* _Task objective_
The answer is one number: how many lines hold the string "color".

Rows from a dataset:
--

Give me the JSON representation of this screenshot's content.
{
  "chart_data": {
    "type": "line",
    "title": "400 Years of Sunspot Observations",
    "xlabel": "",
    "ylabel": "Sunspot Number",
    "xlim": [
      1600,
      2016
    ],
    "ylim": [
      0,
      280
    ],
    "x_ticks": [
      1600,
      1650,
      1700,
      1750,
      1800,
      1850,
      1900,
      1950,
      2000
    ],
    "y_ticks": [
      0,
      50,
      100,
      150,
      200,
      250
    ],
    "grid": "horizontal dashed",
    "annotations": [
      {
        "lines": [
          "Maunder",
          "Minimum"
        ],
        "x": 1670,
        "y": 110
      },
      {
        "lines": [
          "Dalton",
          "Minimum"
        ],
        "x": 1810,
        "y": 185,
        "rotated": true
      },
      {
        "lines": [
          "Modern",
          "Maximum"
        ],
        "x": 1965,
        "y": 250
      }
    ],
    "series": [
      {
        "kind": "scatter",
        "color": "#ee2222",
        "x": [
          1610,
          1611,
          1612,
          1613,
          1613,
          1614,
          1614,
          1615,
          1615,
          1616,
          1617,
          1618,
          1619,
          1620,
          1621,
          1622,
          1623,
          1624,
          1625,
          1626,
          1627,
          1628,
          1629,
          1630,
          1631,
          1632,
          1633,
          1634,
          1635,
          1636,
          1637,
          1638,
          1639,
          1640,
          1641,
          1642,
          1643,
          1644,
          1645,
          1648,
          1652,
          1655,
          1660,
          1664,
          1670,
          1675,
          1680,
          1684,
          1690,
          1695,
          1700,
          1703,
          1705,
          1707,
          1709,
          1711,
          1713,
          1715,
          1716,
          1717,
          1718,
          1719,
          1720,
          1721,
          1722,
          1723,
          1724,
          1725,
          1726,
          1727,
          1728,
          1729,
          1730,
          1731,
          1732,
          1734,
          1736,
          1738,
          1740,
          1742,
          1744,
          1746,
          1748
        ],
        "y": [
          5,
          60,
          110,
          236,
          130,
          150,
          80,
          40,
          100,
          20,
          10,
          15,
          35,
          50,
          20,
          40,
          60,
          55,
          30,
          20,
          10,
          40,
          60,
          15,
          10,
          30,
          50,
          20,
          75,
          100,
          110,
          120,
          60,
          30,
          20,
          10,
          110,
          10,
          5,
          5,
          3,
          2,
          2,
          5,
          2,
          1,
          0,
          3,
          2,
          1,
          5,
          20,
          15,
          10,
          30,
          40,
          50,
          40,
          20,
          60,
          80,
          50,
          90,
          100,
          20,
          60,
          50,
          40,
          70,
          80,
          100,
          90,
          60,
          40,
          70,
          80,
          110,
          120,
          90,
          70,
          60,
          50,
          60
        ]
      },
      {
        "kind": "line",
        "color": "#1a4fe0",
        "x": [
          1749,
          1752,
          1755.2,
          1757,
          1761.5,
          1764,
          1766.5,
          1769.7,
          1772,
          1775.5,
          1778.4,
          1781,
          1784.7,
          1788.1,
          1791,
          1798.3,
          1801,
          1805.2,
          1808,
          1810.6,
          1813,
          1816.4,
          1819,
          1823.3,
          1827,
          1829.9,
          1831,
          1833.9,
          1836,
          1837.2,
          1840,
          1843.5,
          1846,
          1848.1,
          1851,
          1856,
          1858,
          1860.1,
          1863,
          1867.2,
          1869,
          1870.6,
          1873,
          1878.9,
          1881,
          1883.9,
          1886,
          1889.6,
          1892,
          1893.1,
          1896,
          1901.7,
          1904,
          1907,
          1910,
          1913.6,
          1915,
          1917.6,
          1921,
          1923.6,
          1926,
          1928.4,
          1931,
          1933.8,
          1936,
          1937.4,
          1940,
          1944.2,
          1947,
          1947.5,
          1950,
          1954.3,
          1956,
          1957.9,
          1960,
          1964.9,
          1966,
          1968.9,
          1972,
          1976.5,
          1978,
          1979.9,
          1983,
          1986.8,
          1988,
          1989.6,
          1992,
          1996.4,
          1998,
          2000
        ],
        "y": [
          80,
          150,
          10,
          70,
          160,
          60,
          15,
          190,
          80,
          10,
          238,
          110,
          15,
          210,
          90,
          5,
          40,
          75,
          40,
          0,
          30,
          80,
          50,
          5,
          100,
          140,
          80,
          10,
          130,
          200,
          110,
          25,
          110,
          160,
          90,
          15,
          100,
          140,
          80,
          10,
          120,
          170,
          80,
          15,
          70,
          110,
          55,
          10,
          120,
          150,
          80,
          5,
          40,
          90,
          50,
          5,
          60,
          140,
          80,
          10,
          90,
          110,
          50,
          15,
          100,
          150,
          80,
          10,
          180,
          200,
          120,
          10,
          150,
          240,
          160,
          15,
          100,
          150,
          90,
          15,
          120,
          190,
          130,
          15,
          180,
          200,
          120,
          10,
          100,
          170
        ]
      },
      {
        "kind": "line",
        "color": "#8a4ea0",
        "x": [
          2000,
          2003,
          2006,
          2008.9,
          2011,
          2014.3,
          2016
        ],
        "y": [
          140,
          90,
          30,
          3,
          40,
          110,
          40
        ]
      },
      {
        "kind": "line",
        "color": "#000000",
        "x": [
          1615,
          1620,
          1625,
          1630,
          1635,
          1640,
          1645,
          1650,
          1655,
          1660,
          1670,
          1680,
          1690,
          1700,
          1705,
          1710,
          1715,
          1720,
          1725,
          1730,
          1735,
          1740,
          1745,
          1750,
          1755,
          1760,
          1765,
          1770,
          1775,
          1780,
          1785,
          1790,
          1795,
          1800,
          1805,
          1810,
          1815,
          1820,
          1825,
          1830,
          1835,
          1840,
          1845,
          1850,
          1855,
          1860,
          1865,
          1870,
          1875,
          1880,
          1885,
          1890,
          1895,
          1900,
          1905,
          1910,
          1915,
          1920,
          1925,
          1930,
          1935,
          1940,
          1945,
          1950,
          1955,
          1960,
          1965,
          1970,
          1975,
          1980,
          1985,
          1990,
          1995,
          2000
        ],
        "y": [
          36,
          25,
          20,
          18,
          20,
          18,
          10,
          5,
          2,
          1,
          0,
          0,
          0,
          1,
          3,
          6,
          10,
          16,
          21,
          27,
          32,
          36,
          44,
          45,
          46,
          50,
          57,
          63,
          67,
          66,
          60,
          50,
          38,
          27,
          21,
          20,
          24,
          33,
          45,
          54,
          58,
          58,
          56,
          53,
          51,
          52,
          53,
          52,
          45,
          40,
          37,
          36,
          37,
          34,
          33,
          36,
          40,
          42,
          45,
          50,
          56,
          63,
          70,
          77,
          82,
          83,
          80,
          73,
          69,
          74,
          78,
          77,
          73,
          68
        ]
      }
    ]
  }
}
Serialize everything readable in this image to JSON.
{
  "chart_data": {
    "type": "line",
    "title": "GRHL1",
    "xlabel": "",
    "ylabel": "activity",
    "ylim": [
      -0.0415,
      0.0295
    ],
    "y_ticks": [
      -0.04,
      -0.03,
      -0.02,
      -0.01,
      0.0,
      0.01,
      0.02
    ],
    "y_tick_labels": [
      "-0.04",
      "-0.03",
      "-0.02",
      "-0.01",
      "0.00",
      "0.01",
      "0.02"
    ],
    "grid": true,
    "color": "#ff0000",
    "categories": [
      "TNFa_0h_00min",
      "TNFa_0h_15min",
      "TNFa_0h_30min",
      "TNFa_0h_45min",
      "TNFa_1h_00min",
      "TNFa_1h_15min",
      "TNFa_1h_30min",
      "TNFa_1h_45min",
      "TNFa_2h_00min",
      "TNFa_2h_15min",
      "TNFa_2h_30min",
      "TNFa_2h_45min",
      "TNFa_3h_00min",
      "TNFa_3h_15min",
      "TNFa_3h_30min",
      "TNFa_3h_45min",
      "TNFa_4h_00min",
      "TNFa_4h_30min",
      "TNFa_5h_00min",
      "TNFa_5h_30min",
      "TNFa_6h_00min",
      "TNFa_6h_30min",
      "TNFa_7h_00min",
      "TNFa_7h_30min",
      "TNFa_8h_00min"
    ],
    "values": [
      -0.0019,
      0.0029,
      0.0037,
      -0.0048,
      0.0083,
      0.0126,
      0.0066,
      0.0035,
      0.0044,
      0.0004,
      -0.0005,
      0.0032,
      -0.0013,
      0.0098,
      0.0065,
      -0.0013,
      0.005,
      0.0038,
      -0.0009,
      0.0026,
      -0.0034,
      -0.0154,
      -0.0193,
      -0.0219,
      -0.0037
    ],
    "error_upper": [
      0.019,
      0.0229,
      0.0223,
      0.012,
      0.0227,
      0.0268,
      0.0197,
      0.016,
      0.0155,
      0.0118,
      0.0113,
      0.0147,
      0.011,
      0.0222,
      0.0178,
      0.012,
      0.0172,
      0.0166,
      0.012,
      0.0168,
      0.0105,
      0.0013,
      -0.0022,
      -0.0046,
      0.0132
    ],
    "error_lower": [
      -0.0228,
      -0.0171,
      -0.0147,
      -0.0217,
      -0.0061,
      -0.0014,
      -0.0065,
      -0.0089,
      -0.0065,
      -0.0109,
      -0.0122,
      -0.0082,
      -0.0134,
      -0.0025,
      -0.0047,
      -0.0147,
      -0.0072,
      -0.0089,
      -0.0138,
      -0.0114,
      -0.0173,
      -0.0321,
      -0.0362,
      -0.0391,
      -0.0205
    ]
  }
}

--

* _Task response_
5